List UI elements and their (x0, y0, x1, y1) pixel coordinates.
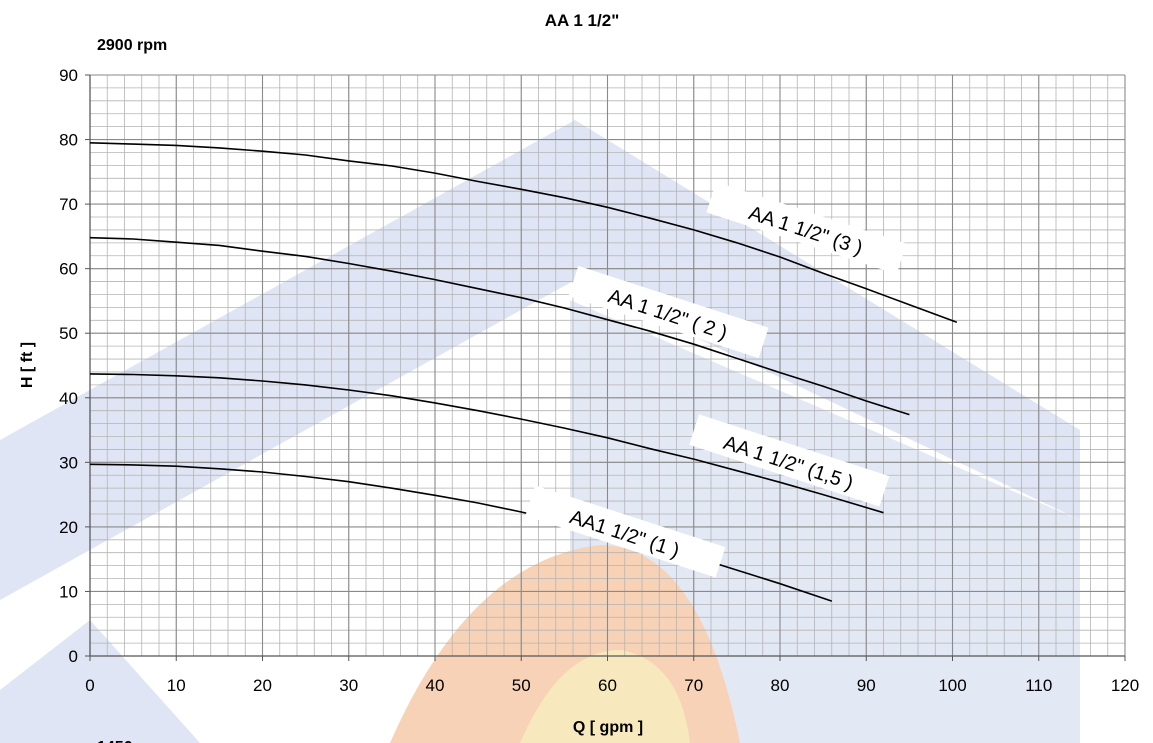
pump-curve-3 (89, 373, 884, 514)
x-axis-title: Q [ gpm ] (573, 719, 643, 736)
pump-curve-1 (89, 142, 958, 323)
y-tick-label: 20 (59, 518, 78, 537)
chart-title: AA 1 1/2" (545, 11, 620, 30)
x-tick-label: 20 (253, 676, 272, 695)
curve-label-background (525, 485, 726, 578)
y-tick-label: 90 (59, 66, 78, 85)
grid (89, 74, 1126, 657)
x-tick-label: 110 (1025, 676, 1052, 695)
y-axis-title: H [ ft ] (19, 342, 36, 388)
curves (89, 142, 958, 602)
x-tick-label: 100 (938, 676, 966, 695)
curve-label-background (568, 265, 769, 359)
watermark-blue-shape-left (0, 120, 1080, 600)
y-tick-label: 40 (59, 389, 78, 408)
rpm-label: 2900 rpm (97, 37, 167, 54)
axes: 0 10 20 30 40 50 60 70 80 90 100 110 120 0 10 20 30 40 50 6… (59, 66, 1139, 695)
x-tick-label: 120 (1111, 676, 1139, 695)
x-tick-label: 70 (684, 676, 703, 695)
x-tick-label: 90 (857, 676, 876, 695)
x-tick-label: 50 (512, 676, 531, 695)
y-tick-label: 30 (59, 453, 78, 472)
y-tick-label: 80 (59, 131, 78, 150)
curve-label-background (689, 414, 890, 507)
x-tick-label: 0 (85, 676, 94, 695)
y-tick-label: 0 (69, 647, 78, 666)
y-tick-label: 10 (59, 582, 78, 601)
watermark-blue-shape-bottom-left (0, 620, 200, 743)
pump-curve-2 (89, 236, 910, 416)
x-tick-label: 40 (426, 676, 445, 695)
x-tick-label: 60 (598, 676, 617, 695)
curve-label-background (706, 181, 907, 275)
y-tick-label: 70 (59, 195, 78, 214)
y-tick-label: 60 (59, 260, 78, 279)
x-tick-label: 30 (339, 676, 358, 695)
y-tick-label: 50 (59, 324, 78, 343)
x-tick-label: 10 (167, 676, 186, 695)
footer-rpm-label: 1450 (97, 739, 133, 743)
watermark-yellow-shape (520, 650, 690, 743)
x-tick-label: 80 (771, 676, 790, 695)
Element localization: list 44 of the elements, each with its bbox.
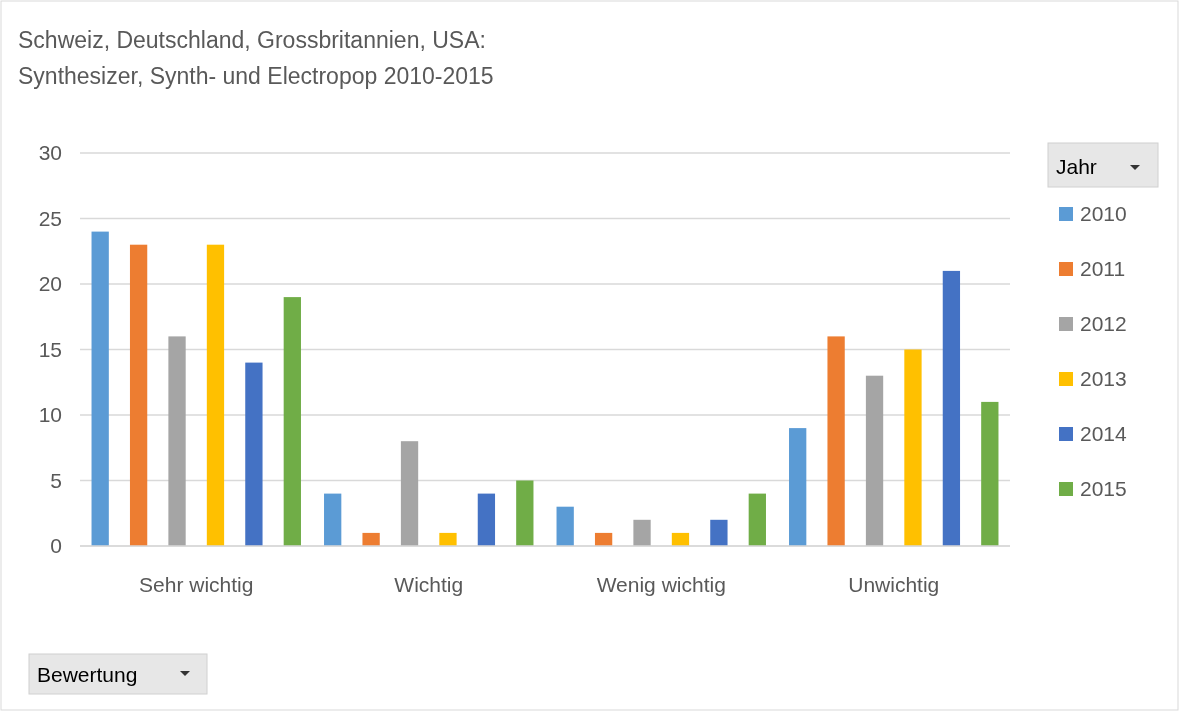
- bar: [710, 519, 728, 546]
- bar: [439, 532, 457, 546]
- legend-label: 2011: [1080, 257, 1126, 281]
- y-tick-label: 10: [38, 403, 62, 427]
- bar: [671, 532, 690, 546]
- bar: [206, 244, 225, 546]
- x-tick-label: Wenig wichtig: [596, 573, 726, 596]
- legend-label: 2012: [1080, 312, 1127, 336]
- bar: [400, 441, 419, 546]
- y-tick-label: 20: [38, 272, 62, 296]
- bar: [904, 349, 922, 546]
- bar: [168, 336, 186, 546]
- bar: [789, 428, 807, 546]
- bar: [129, 244, 148, 546]
- y-tick-label: 30: [38, 141, 62, 165]
- bar: [942, 270, 961, 546]
- bar: [827, 336, 845, 546]
- legend-label: 2015: [1080, 477, 1127, 501]
- bar: [865, 375, 884, 546]
- bar: [633, 519, 651, 546]
- y-tick-label: 5: [50, 468, 62, 492]
- y-tick-label: 25: [38, 206, 62, 230]
- bar: [981, 401, 999, 546]
- y-tick-label: 15: [38, 337, 62, 361]
- bar: [477, 493, 496, 546]
- legend-label: 2013: [1080, 367, 1127, 391]
- bar: [91, 231, 109, 546]
- y-tick-label: 0: [50, 534, 62, 558]
- x-axis-title: Bewertung: [37, 663, 138, 686]
- bar: [362, 532, 380, 546]
- bar: [594, 532, 613, 546]
- legend-title: Jahr: [1056, 155, 1097, 178]
- bar: [324, 493, 342, 546]
- legend-label: 2010: [1080, 202, 1127, 226]
- bar: [748, 493, 766, 546]
- chart-title: Schweiz, Deutschland, Grossbritannien, USA: Synthesizer, Synth- und Electropop 2010-2015: [18, 27, 494, 89]
- legend-label: 2014: [1080, 422, 1128, 446]
- x-tick-label: Sehr wichtig: [139, 573, 254, 596]
- bar: [283, 297, 301, 546]
- x-tick-label: Unwichtig: [848, 573, 940, 596]
- bar: [245, 362, 263, 546]
- x-tick-label: Wichtig: [394, 573, 464, 596]
- bar: [556, 506, 574, 546]
- bar: [516, 480, 534, 546]
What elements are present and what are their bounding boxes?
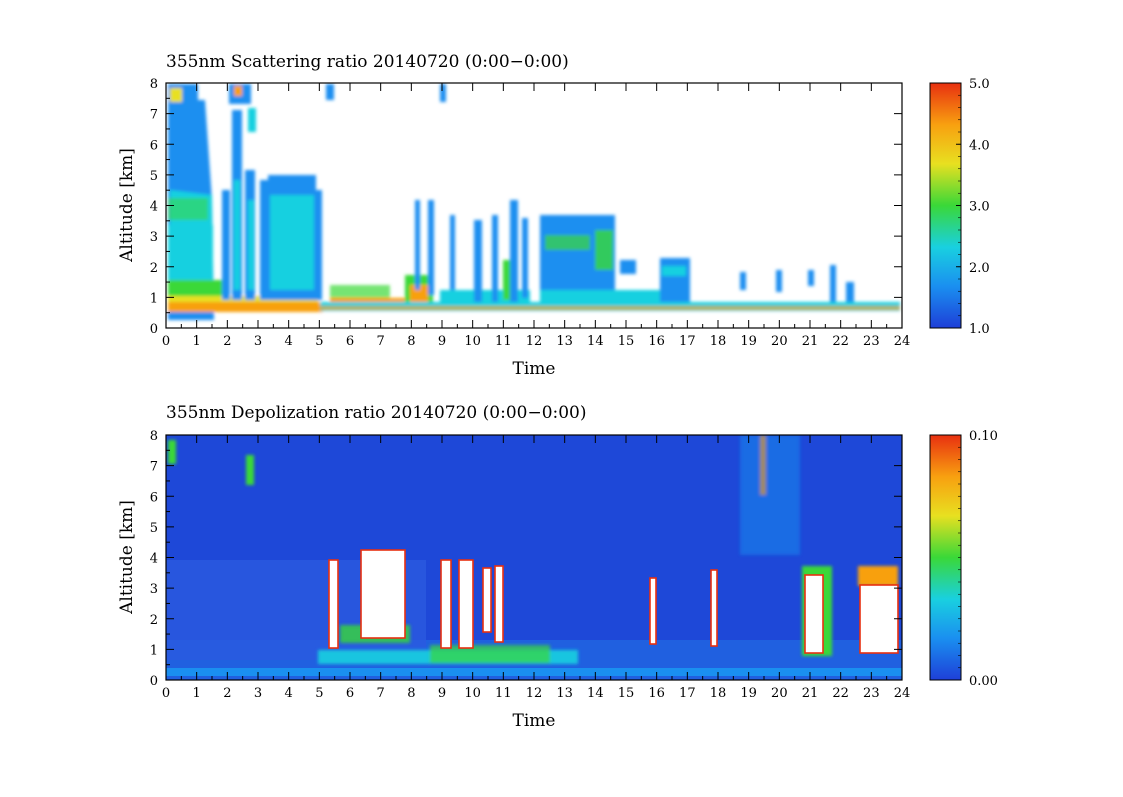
depolarization-x-tick-label: 2	[223, 686, 231, 701]
scattering-plot-area	[166, 83, 902, 328]
scattering-x-tick-label: 24	[894, 334, 911, 349]
scattering-x-tick-label: 11	[495, 334, 512, 349]
depolarization-chart-title: 355nm Depolization ratio 20140720 (0:00−…	[166, 403, 587, 423]
scattering-y-ticks: 0 1 2 3 4 5 6 7 8	[150, 77, 902, 337]
scattering-x-tick-label: 5	[315, 334, 323, 349]
scattering-colorbar-tick-label: 4.0	[969, 138, 990, 153]
scattering-x-tick-label: 2	[223, 334, 231, 349]
depolarization-y-tick-label: 6	[150, 490, 158, 505]
depolarization-colorbar: 0.00 0.10	[929, 429, 998, 689]
depolarization-x-tick-label: 8	[407, 686, 415, 701]
depolarization-ratio-panel: 355nm Depolization ratio 20140720 (0:00−…	[117, 403, 998, 731]
depolarization-colorbar-ticks: 0.00 0.10	[956, 429, 998, 689]
depolarization-y-tick-label: 7	[150, 460, 158, 475]
scattering-x-tick-label: 20	[771, 334, 788, 349]
depolarization-x-tick-label: 19	[740, 686, 757, 701]
scattering-colorbar-tick-label: 5.0	[969, 77, 990, 92]
depolarization-x-tick-label: 6	[346, 686, 354, 701]
scattering-x-tick-label: 21	[802, 334, 819, 349]
scattering-x-tick-label: 0	[162, 334, 170, 349]
depolarization-y-axis-label: Altitude [km]	[117, 500, 137, 615]
depolarization-x-tick-label: 18	[710, 686, 727, 701]
scattering-x-tick-label: 1	[193, 334, 201, 349]
depolarization-colorbar-tick-label: 0.10	[969, 429, 998, 444]
scattering-x-tick-label: 14	[587, 334, 604, 349]
scattering-colorbar-tick-label: 1.0	[969, 322, 990, 337]
scattering-y-tick-label: 6	[150, 138, 158, 153]
scattering-x-tick-label: 4	[285, 334, 293, 349]
scattering-y-tick-label: 4	[150, 200, 158, 215]
scattering-x-tick-label: 6	[346, 334, 354, 349]
scattering-x-tick-label: 17	[679, 334, 696, 349]
depolarization-x-tick-label: 20	[771, 686, 788, 701]
depolarization-x-tick-label: 11	[495, 686, 512, 701]
depolarization-y-tick-label: 4	[150, 552, 158, 567]
depolarization-y-ticks: 0 1 2 3 4 5 6 7 8	[150, 429, 902, 689]
depolarization-x-tick-label: 1	[193, 686, 201, 701]
scattering-x-ticks: 0 1 2 3 4 5 6 7 8 9 10 11 12 13 14 15 16 17 18 19 20 21 22 23 24	[162, 83, 910, 349]
depolarization-x-tick-label: 17	[679, 686, 696, 701]
depolarization-x-tick-label: 7	[377, 686, 385, 701]
depolarization-x-tick-label: 3	[254, 686, 262, 701]
scattering-x-tick-label: 9	[438, 334, 446, 349]
scattering-y-tick-label: 7	[150, 108, 158, 123]
depolarization-plot-area	[166, 435, 902, 680]
depolarization-y-tick-label: 8	[150, 429, 158, 444]
depolarization-colorbar-gradient	[929, 434, 962, 681]
depolarization-x-tick-label: 4	[285, 686, 293, 701]
scattering-colorbar-tick-label: 2.0	[969, 261, 990, 276]
scattering-y-tick-label: 5	[150, 169, 158, 184]
scattering-x-tick-label: 19	[740, 334, 757, 349]
scattering-colorbar-ticks: 1.0 2.0 3.0 4.0 5.0	[956, 77, 990, 337]
scattering-colorbar: 1.0 2.0 3.0 4.0 5.0	[929, 77, 990, 337]
depolarization-x-tick-label: 22	[832, 686, 849, 701]
scattering-x-tick-label: 22	[832, 334, 849, 349]
depolarization-masked-regions	[328, 549, 899, 654]
scattering-data-field	[168, 84, 900, 320]
depolarization-y-tick-label: 1	[150, 643, 158, 658]
scattering-x-tick-label: 16	[648, 334, 665, 349]
depolarization-x-tick-label: 13	[556, 686, 573, 701]
depolarization-x-tick-label: 14	[587, 686, 604, 701]
scattering-y-tick-label: 0	[150, 322, 158, 337]
scattering-x-tick-label: 3	[254, 334, 262, 349]
scattering-y-tick-label: 2	[150, 261, 158, 276]
scattering-colorbar-tick-label: 3.0	[969, 200, 990, 215]
depolarization-x-tick-label: 5	[315, 686, 323, 701]
scattering-x-tick-label: 23	[863, 334, 880, 349]
scattering-y-tick-label: 1	[150, 291, 158, 306]
scattering-chart-title: 355nm Scattering ratio 20140720 (0:00−0:…	[166, 52, 569, 72]
scattering-x-tick-label: 12	[526, 334, 543, 349]
scattering-x-tick-label: 15	[618, 334, 635, 349]
scattering-x-tick-label: 8	[407, 334, 415, 349]
depolarization-x-tick-label: 10	[464, 686, 481, 701]
depolarization-x-tick-label: 24	[894, 686, 911, 701]
depolarization-x-ticks: 0 1 2 3 4 5 6 7 8 9 10 11 12 13 14 15 16 17 18 19 20 21 22 23 24	[162, 435, 910, 701]
scattering-x-tick-label: 13	[556, 334, 573, 349]
depolarization-x-tick-label: 23	[863, 686, 880, 701]
depolarization-x-tick-label: 12	[526, 686, 543, 701]
depolarization-x-tick-label: 9	[438, 686, 446, 701]
depolarization-y-tick-label: 0	[150, 674, 158, 689]
scattering-ratio-panel: 355nm Scattering ratio 20140720 (0:00−0:…	[117, 52, 990, 379]
scattering-x-tick-label: 18	[710, 334, 727, 349]
scattering-colorbar-gradient	[929, 82, 962, 329]
depolarization-x-tick-label: 16	[648, 686, 665, 701]
depolarization-x-tick-label: 0	[162, 686, 170, 701]
scattering-x-axis-label: Time	[513, 359, 556, 379]
depolarization-x-axis-label: Time	[513, 711, 556, 731]
depolarization-y-tick-label: 3	[150, 582, 158, 597]
scattering-x-tick-label: 7	[377, 334, 385, 349]
depolarization-y-tick-label: 2	[150, 613, 158, 628]
depolarization-x-tick-label: 21	[802, 686, 819, 701]
scattering-y-tick-label: 8	[150, 77, 158, 92]
scattering-y-tick-label: 3	[150, 230, 158, 245]
scattering-x-tick-label: 10	[464, 334, 481, 349]
depolarization-x-tick-label: 15	[618, 686, 635, 701]
scattering-y-axis-label: Altitude [km]	[117, 148, 137, 263]
depolarization-colorbar-tick-label: 0.00	[969, 674, 998, 689]
depolarization-y-tick-label: 5	[150, 521, 158, 536]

Goal: Repeat the rows from the one containing "686, 231, 701]" through the one containing "490, 158, 505]", unchanged.

Task result:
depolarization-x-tick-label: 2	[223, 686, 231, 701]
scattering-plot-area	[166, 83, 902, 328]
scattering-x-tick-label: 24	[894, 334, 911, 349]
scattering-x-tick-label: 11	[495, 334, 512, 349]
depolarization-chart-title: 355nm Depolization ratio 20140720 (0:00−…	[166, 403, 587, 423]
scattering-y-ticks: 0 1 2 3 4 5 6 7 8	[150, 77, 902, 337]
scattering-x-tick-label: 5	[315, 334, 323, 349]
scattering-colorbar-tick-label: 4.0	[969, 138, 990, 153]
scattering-x-tick-label: 2	[223, 334, 231, 349]
depolarization-y-tick-label: 6	[150, 490, 158, 505]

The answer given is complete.